Saved entries
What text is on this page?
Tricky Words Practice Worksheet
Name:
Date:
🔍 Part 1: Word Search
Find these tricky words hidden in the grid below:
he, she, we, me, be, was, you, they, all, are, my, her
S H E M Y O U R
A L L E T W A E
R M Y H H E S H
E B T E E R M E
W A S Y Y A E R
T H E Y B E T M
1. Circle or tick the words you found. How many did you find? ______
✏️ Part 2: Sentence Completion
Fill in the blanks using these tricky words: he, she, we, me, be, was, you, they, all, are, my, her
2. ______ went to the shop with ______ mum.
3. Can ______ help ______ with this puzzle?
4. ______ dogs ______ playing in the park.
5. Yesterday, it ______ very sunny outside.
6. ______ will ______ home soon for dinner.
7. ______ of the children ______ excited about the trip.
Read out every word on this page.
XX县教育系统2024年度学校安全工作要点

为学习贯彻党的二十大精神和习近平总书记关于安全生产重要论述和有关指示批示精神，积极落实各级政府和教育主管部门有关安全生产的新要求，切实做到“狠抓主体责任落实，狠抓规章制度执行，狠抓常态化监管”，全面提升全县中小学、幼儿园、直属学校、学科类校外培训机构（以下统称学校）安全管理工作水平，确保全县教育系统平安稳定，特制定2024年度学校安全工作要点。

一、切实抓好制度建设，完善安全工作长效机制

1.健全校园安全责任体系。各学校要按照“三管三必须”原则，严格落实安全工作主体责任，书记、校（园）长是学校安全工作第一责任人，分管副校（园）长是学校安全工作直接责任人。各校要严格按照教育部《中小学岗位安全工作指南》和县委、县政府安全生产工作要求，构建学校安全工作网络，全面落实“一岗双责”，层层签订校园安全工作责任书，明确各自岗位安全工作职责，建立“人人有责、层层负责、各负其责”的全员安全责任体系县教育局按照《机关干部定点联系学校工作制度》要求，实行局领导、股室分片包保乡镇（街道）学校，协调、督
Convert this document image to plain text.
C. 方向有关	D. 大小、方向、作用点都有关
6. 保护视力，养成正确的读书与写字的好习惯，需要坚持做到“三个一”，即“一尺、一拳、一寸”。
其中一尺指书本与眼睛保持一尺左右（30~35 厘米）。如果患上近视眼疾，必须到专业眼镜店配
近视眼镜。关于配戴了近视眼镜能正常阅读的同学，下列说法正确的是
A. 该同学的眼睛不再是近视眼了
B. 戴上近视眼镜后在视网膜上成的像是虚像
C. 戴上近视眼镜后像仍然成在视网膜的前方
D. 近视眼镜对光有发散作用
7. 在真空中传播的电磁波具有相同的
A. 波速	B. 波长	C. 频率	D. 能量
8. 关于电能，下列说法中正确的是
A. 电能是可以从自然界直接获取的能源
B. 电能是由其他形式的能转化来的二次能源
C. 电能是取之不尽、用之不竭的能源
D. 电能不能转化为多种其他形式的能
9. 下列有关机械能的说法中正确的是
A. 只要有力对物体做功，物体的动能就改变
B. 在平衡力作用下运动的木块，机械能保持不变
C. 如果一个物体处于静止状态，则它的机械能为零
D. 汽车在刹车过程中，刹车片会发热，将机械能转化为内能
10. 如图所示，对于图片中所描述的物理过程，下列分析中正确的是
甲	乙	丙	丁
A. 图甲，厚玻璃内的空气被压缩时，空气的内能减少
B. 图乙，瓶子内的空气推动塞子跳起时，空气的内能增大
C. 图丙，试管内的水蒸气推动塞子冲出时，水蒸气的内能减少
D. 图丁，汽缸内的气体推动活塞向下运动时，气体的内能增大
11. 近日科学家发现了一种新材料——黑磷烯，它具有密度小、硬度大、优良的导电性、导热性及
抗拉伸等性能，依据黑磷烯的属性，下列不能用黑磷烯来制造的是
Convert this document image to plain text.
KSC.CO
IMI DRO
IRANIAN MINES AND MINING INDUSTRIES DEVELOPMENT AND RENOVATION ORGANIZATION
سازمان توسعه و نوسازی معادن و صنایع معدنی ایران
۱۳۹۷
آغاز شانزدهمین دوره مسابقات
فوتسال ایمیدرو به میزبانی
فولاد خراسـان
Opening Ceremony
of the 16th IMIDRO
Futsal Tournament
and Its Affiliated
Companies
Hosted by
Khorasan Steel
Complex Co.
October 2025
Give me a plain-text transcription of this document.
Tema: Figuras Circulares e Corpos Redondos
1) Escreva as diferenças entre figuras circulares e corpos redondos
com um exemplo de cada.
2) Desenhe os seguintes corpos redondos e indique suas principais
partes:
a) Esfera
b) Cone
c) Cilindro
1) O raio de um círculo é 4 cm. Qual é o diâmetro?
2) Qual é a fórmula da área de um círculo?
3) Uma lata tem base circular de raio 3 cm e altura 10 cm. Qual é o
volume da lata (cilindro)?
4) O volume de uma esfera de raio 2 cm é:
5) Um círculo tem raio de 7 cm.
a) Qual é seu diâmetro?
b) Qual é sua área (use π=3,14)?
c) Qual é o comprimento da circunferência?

## WRITTEN PROBLEM
Please repeat the listing exactly, with nothing left out.

## ANSWER
What text is on this page?
Tricky Words Practice Worksheet
Name:
Date:
🔍 Part 1: Word Search
Find these tricky words hidden in the grid below:
he, she, we, me, be, was, you, they, all, are, my, her
S H E M Y O U R
A L L E T W A E
R M Y H H E S H
E B T E E R M E
W A S Y Y A E R
T H E Y B E T M
1. Circle or tick the words you found. How many did you find? ______
✏️ Part 2: Sentence Completion
Fill in the blanks using these tricky words: he, she, we, me, be, was, you, they, all, are, my, her
2. ______ went to the shop with ______ mum.
3. Can ______ help ______ with this puzzle?
4. ______ dogs ______ playing in the park.
5. Yesterday, it ______ very sunny outside.
6. ______ will ______ home soon for dinner.
7. ______ of the children ______ excited about the trip.
Read out every word on this page.
XX县教育系统2024年度学校安全工作要点

为学习贯彻党的二十大精神和习近平总书记关于安全生产重要论述和有关指示批示精神，积极落实各级政府和教育主管部门有关安全生产的新要求，切实做到“狠抓主体责任落实，狠抓规章制度执行，狠抓常态化监管”，全面提升全县中小学、幼儿园、直属学校、学科类校外培训机构（以下统称学校）安全管理工作水平，确保全县教育系统平安稳定，特制定2024年度学校安全工作要点。

一、切实抓好制度建设，完善安全工作长效机制

1.健全校园安全责任体系。各学校要按照“三管三必须”原则，严格落实安全工作主体责任，书记、校（园）长是学校安全工作第一责任人，分管副校（园）长是学校安全工作直接责任人。各校要严格按照教育部《中小学岗位安全工作指南》和县委、县政府安全生产工作要求，构建学校安全工作网络，全面落实“一岗双责”，层层签订校园安全工作责任书，明确各自岗位安全工作职责，建立“人人有责、层层负责、各负其责”的全员安全责任体系县教育局按照《机关干部定点联系学校工作制度》要求，实行局领导、股室分片包保乡镇（街道）学校，协调、督
Convert this document image to plain text.
C. 方向有关	D. 大小、方向、作用点都有关
6. 保护视力，养成正确的读书与写字的好习惯，需要坚持做到“三个一”，即“一尺、一拳、一寸”。
其中一尺指书本与眼睛保持一尺左右（30~35 厘米）。如果患上近视眼疾，必须到专业眼镜店配
近视眼镜。关于配戴了近视眼镜能正常阅读的同学，下列说法正确的是
A. 该同学的眼睛不再是近视眼了
B. 戴上近视眼镜后在视网膜上成的像是虚像
C. 戴上近视眼镜后像仍然成在视网膜的前方
D. 近视眼镜对光有发散作用
7. 在真空中传播的电磁波具有相同的
A. 波速	B. 波长	C. 频率	D. 能量
8. 关于电能，下列说法中正确的是
A. 电能是可以从自然界直接获取的能源
B. 电能是由其他形式的能转化来的二次能源
C. 电能是取之不尽、用之不竭的能源
D. 电能不能转化为多种其他形式的能
9. 下列有关机械能的说法中正确的是
A. 只要有力对物体做功，物体的动能就改变
B. 在平衡力作用下运动的木块，机械能保持不变
C. 如果一个物体处于静止状态，则它的机械能为零
D. 汽车在刹车过程中，刹车片会发热，将机械能转化为内能
10. 如图所示，对于图片中所描述的物理过程，下列分析中正确的是
甲	乙	丙	丁
A. 图甲，厚玻璃内的空气被压缩时，空气的内能减少
B. 图乙，瓶子内的空气推动塞子跳起时，空气的内能增大
C. 图丙，试管内的水蒸气推动塞子冲出时，水蒸气的内能减少
D. 图丁，汽缸内的气体推动活塞向下运动时，气体的内能增大
11. 近日科学家发现了一种新材料——黑磷烯，它具有密度小、硬度大、优良的导电性、导热性及
抗拉伸等性能，依据黑磷烯的属性，下列不能用黑磷烯来制造的是
Convert this document image to plain text.
KSC.CO
IMI DRO
IRANIAN MINES AND MINING INDUSTRIES DEVELOPMENT AND RENOVATION ORGANIZATION
سازمان توسعه و نوسازی معادن و صنایع معدنی ایران
۱۳۹۷
آغاز شانزدهمین دوره مسابقات
فوتسال ایمیدرو به میزبانی
فولاد خراسـان
Opening Ceremony
of the 16th IMIDRO
Futsal Tournament
and Its Affiliated
Companies
Hosted by
Khorasan Steel
Complex Co.
October 2025
Give me a plain-text transcription of this document.
Tema: Figuras Circulares e Corpos Redondos
1) Escreva as diferenças entre figuras circulares e corpos redondos
com um exemplo de cada.
2) Desenhe os seguintes corpos redondos e indique suas principais
partes:
a) Esfera
b) Cone
c) Cilindro
1) O raio de um círculo é 4 cm. Qual é o diâmetro?
2) Qual é a fórmula da área de um círculo?
3) Uma lata tem base circular de raio 3 cm e altura 10 cm. Qual é o
volume da lata (cilindro)?
4) O volume de uma esfera de raio 2 cm é:
5) Um círculo tem raio de 7 cm.
a) Qual é seu diâmetro?
b) Qual é sua área (use π=3,14)?
c) Qual é o comprimento da circunferência?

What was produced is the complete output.